**Exercise instructions:** Gather the lines below that include the string "lugar", copying each in full.

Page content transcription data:
+---+
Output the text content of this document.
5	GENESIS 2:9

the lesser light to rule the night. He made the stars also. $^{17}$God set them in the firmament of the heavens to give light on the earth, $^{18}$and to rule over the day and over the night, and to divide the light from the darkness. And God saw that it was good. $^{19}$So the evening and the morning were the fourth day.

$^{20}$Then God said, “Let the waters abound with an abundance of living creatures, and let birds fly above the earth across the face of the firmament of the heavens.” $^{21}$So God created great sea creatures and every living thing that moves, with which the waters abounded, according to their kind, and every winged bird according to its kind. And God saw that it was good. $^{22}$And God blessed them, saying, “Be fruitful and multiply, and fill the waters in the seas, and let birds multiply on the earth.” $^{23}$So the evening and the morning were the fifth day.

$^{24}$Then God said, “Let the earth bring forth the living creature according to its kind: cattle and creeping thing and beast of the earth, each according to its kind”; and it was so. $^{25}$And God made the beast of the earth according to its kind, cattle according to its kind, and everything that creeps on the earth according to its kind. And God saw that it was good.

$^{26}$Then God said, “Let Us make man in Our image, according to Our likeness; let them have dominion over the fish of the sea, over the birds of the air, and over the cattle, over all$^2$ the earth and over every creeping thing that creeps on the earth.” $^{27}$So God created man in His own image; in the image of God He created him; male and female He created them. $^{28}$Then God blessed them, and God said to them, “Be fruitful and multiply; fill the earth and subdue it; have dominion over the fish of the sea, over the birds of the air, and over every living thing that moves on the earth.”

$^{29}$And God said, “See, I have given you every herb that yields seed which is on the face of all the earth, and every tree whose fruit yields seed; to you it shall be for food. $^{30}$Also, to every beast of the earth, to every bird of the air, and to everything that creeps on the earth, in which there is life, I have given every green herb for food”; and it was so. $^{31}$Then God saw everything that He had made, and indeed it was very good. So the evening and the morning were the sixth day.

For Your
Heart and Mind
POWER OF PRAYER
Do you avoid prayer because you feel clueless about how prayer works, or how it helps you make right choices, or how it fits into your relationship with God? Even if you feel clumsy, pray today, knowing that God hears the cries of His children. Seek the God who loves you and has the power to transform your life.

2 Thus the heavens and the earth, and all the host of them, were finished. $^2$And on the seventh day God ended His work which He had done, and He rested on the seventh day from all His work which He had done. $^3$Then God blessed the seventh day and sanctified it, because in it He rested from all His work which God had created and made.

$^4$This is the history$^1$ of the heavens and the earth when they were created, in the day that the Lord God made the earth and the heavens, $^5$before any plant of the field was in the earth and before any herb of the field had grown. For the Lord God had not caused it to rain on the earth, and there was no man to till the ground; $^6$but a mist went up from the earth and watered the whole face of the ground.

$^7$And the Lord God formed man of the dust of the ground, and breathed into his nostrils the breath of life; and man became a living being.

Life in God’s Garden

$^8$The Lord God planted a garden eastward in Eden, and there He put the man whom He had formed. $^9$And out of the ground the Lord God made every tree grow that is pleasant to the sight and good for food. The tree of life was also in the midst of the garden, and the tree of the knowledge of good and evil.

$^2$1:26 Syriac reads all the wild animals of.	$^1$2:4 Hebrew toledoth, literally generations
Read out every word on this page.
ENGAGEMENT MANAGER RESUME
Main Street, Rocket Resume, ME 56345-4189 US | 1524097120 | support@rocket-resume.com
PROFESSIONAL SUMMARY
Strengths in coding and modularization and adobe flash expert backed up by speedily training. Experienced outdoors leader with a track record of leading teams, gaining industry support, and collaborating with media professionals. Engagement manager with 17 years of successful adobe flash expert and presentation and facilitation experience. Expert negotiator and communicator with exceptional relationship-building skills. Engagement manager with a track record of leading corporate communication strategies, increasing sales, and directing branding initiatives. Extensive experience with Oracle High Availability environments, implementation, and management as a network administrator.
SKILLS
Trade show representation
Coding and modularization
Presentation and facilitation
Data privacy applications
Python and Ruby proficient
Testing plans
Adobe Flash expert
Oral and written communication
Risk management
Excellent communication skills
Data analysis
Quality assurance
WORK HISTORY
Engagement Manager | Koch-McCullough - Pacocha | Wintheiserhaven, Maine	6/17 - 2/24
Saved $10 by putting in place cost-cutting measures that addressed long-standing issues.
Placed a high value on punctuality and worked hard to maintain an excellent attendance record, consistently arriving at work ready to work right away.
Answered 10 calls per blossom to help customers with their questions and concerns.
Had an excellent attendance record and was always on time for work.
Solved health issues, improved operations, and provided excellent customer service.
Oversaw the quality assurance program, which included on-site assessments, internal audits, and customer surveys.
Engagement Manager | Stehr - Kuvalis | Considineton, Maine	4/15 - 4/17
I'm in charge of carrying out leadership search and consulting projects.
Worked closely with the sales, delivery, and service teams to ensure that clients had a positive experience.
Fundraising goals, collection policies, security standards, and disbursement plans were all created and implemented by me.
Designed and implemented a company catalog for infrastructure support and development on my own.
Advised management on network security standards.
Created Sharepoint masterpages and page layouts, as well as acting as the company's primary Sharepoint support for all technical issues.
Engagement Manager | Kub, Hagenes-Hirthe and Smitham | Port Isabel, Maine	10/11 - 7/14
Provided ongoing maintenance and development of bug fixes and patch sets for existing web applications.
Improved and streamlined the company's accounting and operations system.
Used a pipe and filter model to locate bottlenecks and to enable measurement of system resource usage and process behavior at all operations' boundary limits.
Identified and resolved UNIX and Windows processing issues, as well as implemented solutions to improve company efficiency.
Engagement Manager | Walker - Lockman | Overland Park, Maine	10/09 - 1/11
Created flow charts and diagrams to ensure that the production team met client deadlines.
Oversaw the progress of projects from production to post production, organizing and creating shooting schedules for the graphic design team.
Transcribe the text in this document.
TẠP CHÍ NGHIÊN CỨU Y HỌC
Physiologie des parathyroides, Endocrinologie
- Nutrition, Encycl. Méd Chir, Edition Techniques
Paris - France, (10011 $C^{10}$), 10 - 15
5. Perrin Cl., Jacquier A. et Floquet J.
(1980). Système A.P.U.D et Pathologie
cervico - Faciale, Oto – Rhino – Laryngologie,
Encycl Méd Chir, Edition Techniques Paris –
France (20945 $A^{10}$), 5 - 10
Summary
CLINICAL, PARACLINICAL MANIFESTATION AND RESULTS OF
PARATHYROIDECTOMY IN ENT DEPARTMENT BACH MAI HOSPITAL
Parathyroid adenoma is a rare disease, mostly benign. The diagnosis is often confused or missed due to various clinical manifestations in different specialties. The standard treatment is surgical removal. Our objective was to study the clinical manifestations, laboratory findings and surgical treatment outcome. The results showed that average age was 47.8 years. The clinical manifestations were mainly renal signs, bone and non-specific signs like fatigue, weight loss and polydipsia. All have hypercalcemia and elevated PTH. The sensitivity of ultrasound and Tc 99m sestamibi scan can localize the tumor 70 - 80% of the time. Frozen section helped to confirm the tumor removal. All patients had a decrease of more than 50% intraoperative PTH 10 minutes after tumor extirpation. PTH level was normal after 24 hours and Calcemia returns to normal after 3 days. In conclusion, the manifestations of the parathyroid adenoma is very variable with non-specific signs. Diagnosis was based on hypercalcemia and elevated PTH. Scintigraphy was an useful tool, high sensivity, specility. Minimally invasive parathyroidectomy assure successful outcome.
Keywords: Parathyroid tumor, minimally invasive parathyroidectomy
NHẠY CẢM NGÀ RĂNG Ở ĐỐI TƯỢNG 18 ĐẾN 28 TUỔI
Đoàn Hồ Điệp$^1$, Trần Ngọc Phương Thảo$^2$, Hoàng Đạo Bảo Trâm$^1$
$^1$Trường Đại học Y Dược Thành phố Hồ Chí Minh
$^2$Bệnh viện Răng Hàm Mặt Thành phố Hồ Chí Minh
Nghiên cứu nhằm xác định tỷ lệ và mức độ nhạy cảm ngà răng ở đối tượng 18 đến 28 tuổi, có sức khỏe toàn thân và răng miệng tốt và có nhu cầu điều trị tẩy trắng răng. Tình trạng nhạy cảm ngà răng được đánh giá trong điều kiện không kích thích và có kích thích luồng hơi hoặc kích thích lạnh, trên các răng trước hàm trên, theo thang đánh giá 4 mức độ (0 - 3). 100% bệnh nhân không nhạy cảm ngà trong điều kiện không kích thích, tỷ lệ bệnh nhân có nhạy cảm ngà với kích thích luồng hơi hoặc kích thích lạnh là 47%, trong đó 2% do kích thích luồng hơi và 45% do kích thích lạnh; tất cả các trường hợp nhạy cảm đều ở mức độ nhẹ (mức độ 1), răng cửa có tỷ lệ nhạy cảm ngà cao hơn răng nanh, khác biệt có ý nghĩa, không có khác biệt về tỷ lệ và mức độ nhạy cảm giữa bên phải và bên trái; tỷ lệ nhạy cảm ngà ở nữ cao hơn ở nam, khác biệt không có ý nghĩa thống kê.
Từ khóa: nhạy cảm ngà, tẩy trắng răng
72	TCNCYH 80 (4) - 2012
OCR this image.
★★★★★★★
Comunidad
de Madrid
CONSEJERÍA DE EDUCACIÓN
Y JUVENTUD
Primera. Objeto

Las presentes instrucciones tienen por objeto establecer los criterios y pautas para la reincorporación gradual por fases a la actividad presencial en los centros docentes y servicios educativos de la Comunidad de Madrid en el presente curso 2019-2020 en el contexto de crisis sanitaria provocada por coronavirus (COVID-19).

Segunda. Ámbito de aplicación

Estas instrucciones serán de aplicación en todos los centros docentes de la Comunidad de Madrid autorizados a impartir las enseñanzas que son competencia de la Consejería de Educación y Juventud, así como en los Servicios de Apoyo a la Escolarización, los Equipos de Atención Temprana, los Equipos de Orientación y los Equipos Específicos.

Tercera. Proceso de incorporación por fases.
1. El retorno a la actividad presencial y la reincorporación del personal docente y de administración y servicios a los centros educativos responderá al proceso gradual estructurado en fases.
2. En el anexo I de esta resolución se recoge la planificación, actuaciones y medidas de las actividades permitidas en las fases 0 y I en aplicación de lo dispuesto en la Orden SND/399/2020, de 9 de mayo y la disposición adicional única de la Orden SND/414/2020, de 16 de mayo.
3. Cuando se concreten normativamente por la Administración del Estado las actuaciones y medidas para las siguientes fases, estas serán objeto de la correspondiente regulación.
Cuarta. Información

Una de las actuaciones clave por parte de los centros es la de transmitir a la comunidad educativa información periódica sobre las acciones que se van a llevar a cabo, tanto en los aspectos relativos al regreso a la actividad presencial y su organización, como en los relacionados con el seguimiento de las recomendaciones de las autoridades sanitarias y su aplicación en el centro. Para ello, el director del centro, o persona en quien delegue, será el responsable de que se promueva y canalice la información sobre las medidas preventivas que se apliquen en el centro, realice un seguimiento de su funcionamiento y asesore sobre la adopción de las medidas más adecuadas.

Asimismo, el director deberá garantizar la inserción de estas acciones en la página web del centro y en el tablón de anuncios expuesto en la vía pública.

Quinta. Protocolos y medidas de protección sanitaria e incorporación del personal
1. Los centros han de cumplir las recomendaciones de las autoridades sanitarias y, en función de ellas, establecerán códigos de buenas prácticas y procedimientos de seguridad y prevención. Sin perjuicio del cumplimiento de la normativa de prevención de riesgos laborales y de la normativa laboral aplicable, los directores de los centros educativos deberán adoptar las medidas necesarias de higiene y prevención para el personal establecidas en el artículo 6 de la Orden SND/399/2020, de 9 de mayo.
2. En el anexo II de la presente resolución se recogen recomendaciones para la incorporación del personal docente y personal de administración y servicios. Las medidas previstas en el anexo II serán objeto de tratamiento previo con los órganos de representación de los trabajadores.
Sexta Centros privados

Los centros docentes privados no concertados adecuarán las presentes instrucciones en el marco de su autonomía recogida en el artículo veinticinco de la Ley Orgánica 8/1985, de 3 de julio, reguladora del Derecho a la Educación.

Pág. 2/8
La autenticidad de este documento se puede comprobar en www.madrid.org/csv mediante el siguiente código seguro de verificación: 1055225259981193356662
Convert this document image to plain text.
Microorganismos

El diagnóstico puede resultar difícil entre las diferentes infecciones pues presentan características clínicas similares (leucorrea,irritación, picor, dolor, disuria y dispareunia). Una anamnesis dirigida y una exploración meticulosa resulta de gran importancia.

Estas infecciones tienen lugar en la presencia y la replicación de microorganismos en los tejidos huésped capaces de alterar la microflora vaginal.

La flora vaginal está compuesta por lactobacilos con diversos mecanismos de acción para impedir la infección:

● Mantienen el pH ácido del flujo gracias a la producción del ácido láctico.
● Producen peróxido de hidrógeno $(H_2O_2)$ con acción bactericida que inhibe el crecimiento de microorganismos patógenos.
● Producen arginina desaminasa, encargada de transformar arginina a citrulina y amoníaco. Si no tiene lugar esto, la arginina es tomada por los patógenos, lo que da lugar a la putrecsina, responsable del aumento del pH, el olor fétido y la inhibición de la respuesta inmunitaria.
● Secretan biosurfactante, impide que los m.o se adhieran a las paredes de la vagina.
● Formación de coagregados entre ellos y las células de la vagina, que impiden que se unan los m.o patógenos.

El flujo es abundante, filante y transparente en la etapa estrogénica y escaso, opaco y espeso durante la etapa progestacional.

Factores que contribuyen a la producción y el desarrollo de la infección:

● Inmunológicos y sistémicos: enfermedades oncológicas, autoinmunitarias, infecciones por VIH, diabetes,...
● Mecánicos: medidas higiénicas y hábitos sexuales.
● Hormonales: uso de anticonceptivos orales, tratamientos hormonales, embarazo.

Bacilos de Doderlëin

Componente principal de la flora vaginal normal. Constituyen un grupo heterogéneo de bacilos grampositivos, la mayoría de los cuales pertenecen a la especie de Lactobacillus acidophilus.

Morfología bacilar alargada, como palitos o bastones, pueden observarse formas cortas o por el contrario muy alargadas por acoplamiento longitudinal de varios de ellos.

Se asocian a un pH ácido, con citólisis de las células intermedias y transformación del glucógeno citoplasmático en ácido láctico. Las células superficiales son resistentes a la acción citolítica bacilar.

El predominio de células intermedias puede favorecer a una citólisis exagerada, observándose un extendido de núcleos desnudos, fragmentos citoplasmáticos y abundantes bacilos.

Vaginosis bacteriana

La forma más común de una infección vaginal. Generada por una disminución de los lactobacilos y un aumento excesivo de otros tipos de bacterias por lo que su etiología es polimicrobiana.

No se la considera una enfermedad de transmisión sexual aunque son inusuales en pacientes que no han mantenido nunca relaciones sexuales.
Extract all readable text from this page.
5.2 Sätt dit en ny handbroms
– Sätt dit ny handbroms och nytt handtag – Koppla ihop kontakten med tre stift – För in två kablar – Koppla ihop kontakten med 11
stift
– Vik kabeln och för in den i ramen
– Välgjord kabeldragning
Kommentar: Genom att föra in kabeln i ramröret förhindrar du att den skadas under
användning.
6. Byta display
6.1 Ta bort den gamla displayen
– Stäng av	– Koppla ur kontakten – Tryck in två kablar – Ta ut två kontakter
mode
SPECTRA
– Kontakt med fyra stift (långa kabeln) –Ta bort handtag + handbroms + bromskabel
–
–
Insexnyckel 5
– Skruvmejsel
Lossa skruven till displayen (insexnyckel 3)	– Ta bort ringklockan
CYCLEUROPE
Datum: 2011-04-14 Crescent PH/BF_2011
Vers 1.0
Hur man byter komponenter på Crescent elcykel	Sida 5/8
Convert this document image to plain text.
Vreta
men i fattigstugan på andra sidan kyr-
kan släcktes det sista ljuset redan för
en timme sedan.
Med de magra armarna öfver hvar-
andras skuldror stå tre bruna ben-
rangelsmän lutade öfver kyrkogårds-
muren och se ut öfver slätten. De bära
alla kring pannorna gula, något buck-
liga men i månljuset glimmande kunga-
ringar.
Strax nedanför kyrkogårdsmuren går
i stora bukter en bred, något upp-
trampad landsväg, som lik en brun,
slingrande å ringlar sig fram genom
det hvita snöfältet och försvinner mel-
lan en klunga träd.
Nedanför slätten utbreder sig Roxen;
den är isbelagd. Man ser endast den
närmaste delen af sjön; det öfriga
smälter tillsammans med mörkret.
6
+---+
**Expected output:**
Estas infecciones tienen lugar en la presencia y la replicación de microorganismos en los tejidos huésped capaces de alterar la microflora vaginal.
● Producen arginina desaminasa, encargada de transformar arginina a citrulina y amoníaco. Si no tiene lugar esto, la arginina es tomada por los patógenos, lo que da lugar a la putrecsina, responsable del aumento del pH, el olor fétido y la inhibición de la respuesta inmunitaria.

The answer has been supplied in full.